Dataset excerpt
*****

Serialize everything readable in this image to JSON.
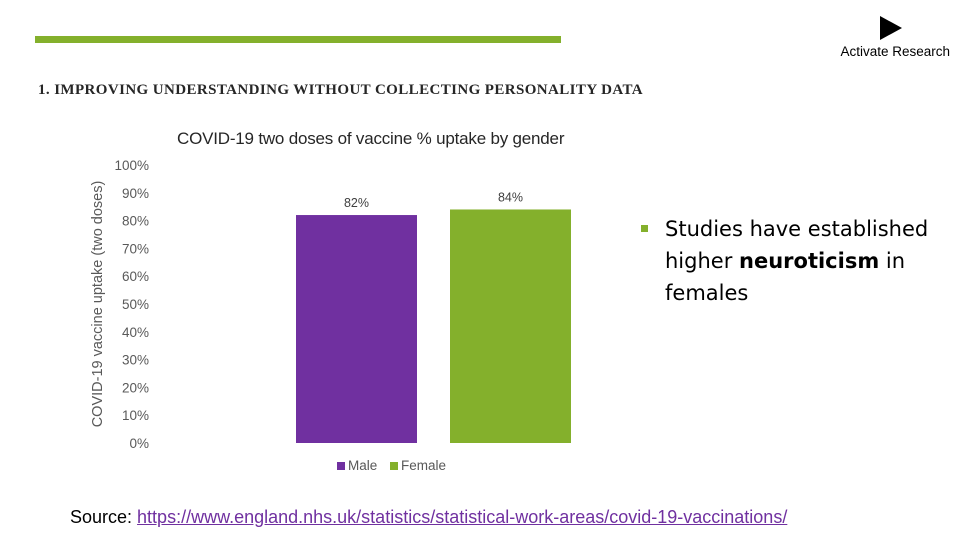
{
  "header": {
    "logo_text": "Activate Research",
    "section_title": "1. IMPROVING UNDERSTANDING WITHOUT COLLECTING PERSONALITY DATA"
  },
  "bullet": {
    "text_before": "Studies have established higher ",
    "bold": "neuroticism",
    "text_after": " in females"
  },
  "source": {
    "label": "Source: ",
    "url": "https://www.england.nhs.uk/statistics/statistical-work-areas/covid-19-vaccinations/"
  },
  "colors": {
    "accent": "#84b02c",
    "male": "#7030a0",
    "female": "#84b02c"
  },
  "chart_data": {
    "type": "bar",
    "title": "COVID-19 two doses of vaccine % uptake by gender",
    "ylabel": "COVID-19 vaccine uptake (two doses)",
    "xlabel": "",
    "ylim": [
      0,
      100
    ],
    "yticks": [
      0,
      10,
      20,
      30,
      40,
      50,
      60,
      70,
      80,
      90,
      100
    ],
    "ytick_suffix": "%",
    "grid": false,
    "legend_position": "bottom",
    "series": [
      {
        "name": "Male",
        "value": 82,
        "label": "82%",
        "color": "#7030a0"
      },
      {
        "name": "Female",
        "value": 84,
        "label": "84%",
        "color": "#84b02c"
      }
    ]
  }
}
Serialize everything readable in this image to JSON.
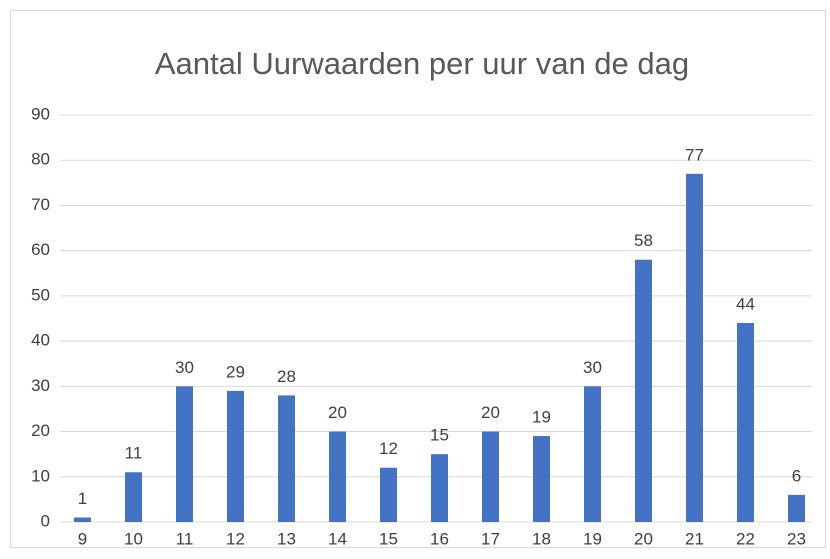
{
  "chart_data": {
    "type": "bar",
    "title": "Aantal Uurwaarden per uur van de dag",
    "categories": [
      "9",
      "10",
      "11",
      "12",
      "13",
      "14",
      "15",
      "16",
      "17",
      "18",
      "19",
      "20",
      "21",
      "22",
      "23"
    ],
    "values": [
      1,
      11,
      30,
      29,
      28,
      20,
      12,
      15,
      20,
      19,
      30,
      58,
      77,
      44,
      6
    ],
    "color": "#4472c4",
    "ylim": [
      0,
      90
    ],
    "yticks": [
      0,
      10,
      20,
      30,
      40,
      50,
      60,
      70,
      80,
      90
    ],
    "grid": true
  }
}
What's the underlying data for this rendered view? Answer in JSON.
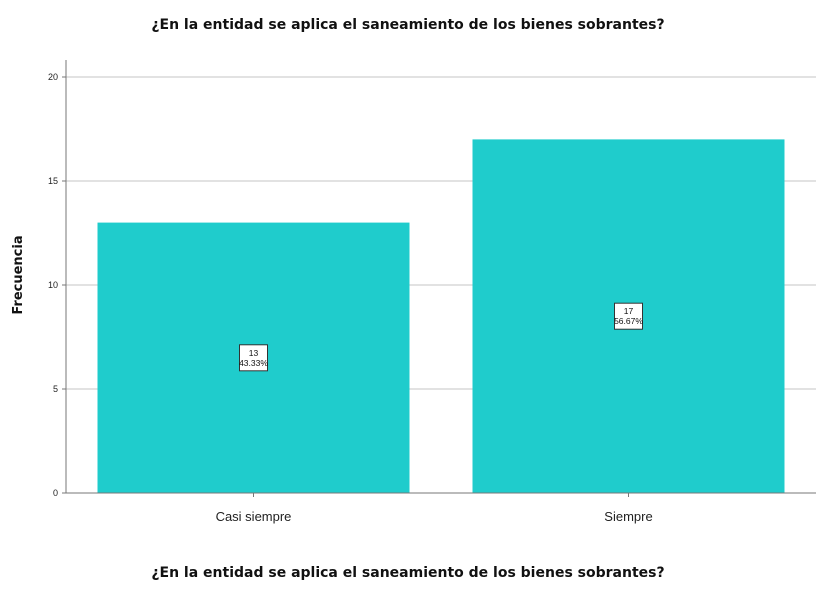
{
  "chart_data": {
    "type": "bar",
    "title": "¿En la entidad se aplica el saneamiento de los bienes sobrantes?",
    "xlabel": "¿En la entidad se aplica el saneamiento de los bienes sobrantes?",
    "ylabel": "Frecuencia",
    "categories": [
      "Casi siempre",
      "Siempre"
    ],
    "values": [
      13,
      17
    ],
    "data_labels": [
      {
        "count": "13",
        "percent": "43.33%"
      },
      {
        "count": "17",
        "percent": "56.67%"
      }
    ],
    "ylim": [
      0,
      20
    ],
    "yticks": [
      0,
      5,
      10,
      15,
      20
    ],
    "grid": true,
    "legend": "none",
    "colors": {
      "bar": "#1fcccc",
      "grid": "#d9d9d9",
      "axis": "#777777",
      "text": "#222222"
    }
  }
}
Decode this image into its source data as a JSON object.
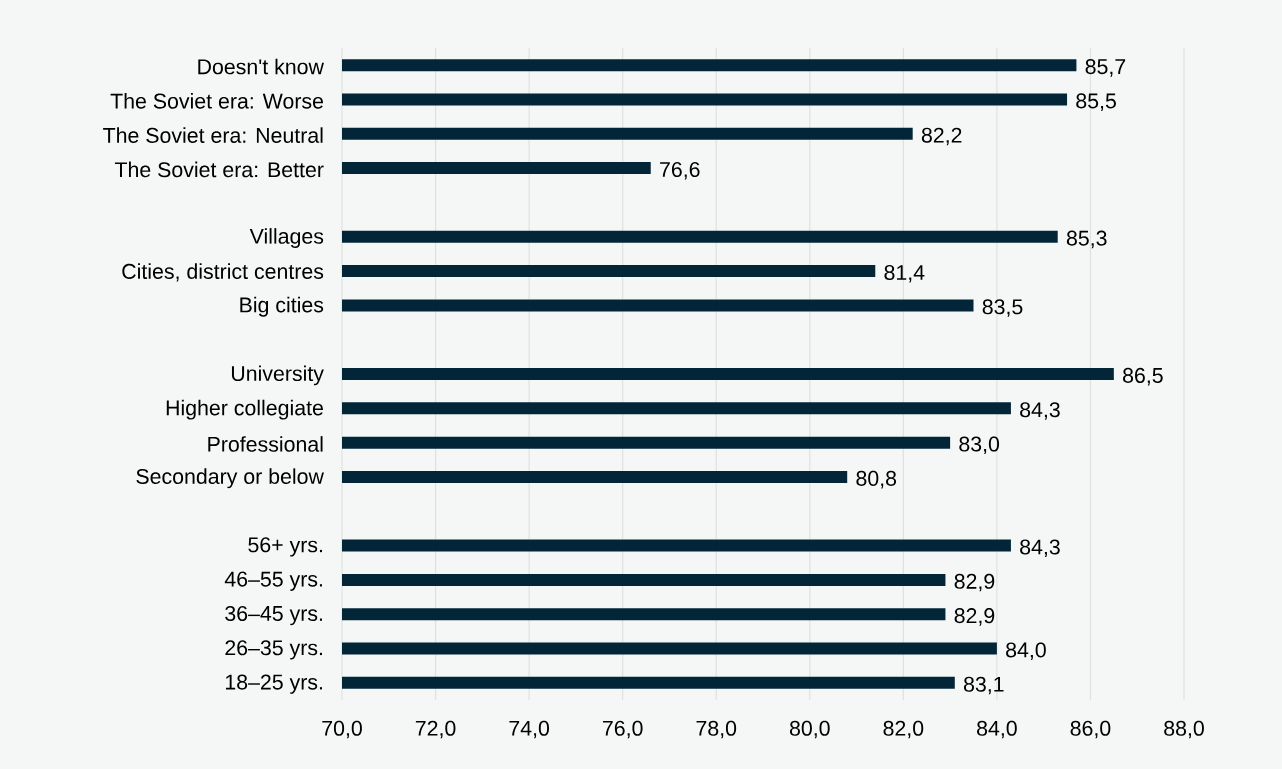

*****

PROBLEM DETAILS
Reproduce the records verbatim, omitting all images they contain.

RESPONSE TO THIS EXERCISE
Serialize everything readable in this image to JSON.
{
  "header": {
    "logo_text": "Activate Research",
    "section_title": "1. IMPROVING UNDERSTANDING WITHOUT COLLECTING PERSONALITY DATA"
  },
  "bullet": {
    "text_before": "Studies have established higher ",
    "bold": "neuroticism",
    "text_after": " in females"
  },
  "source": {
    "label": "Source: ",
    "url": "https://www.england.nhs.uk/statistics/statistical-work-areas/covid-19-vaccinations/"
  },
  "colors": {
    "accent": "#84b02c",
    "male": "#7030a0",
    "female": "#84b02c"
  },
  "chart_data": {
    "type": "bar",
    "title": "COVID-19 two doses of vaccine % uptake by gender",
    "ylabel": "COVID-19 vaccine uptake (two doses)",
    "xlabel": "",
    "ylim": [
      0,
      100
    ],
    "yticks": [
      0,
      10,
      20,
      30,
      40,
      50,
      60,
      70,
      80,
      90,
      100
    ],
    "ytick_suffix": "%",
    "grid": false,
    "legend_position": "bottom",
    "series": [
      {
        "name": "Male",
        "value": 82,
        "label": "82%",
        "color": "#7030a0"
      },
      {
        "name": "Female",
        "value": 84,
        "label": "84%",
        "color": "#84b02c"
      }
    ]
  }
}
Serialize everything readable in this image to JSON.
{
  "chart_data": {
    "type": "bar",
    "title": "Aantal Uurwaarden per uur van de dag",
    "categories": [
      "9",
      "10",
      "11",
      "12",
      "13",
      "14",
      "15",
      "16",
      "17",
      "18",
      "19",
      "20",
      "21",
      "22",
      "23"
    ],
    "values": [
      1,
      11,
      30,
      29,
      28,
      20,
      12,
      15,
      20,
      19,
      30,
      58,
      77,
      44,
      6
    ],
    "color": "#4472c4",
    "ylim": [
      0,
      90
    ],
    "yticks": [
      0,
      10,
      20,
      30,
      40,
      50,
      60,
      70,
      80,
      90
    ],
    "grid": true
  }
}
What's the underlying data for this rendered view? Answer in JSON.
{
  "chart_data": {
    "type": "bar",
    "title": "¿En la entidad se aplica el saneamiento de los bienes sobrantes?",
    "xlabel": "¿En la entidad se aplica el saneamiento de los bienes sobrantes?",
    "ylabel": "Frecuencia",
    "categories": [
      "Casi siempre",
      "Siempre"
    ],
    "values": [
      13,
      17
    ],
    "data_labels": [
      {
        "count": "13",
        "percent": "43.33%"
      },
      {
        "count": "17",
        "percent": "56.67%"
      }
    ],
    "ylim": [
      0,
      20
    ],
    "yticks": [
      0,
      5,
      10,
      15,
      20
    ],
    "grid": true,
    "legend": "none",
    "colors": {
      "bar": "#1fcccc",
      "grid": "#d9d9d9",
      "axis": "#777777",
      "text": "#222222"
    }
  }
}
Decode this image into its source data as a JSON object.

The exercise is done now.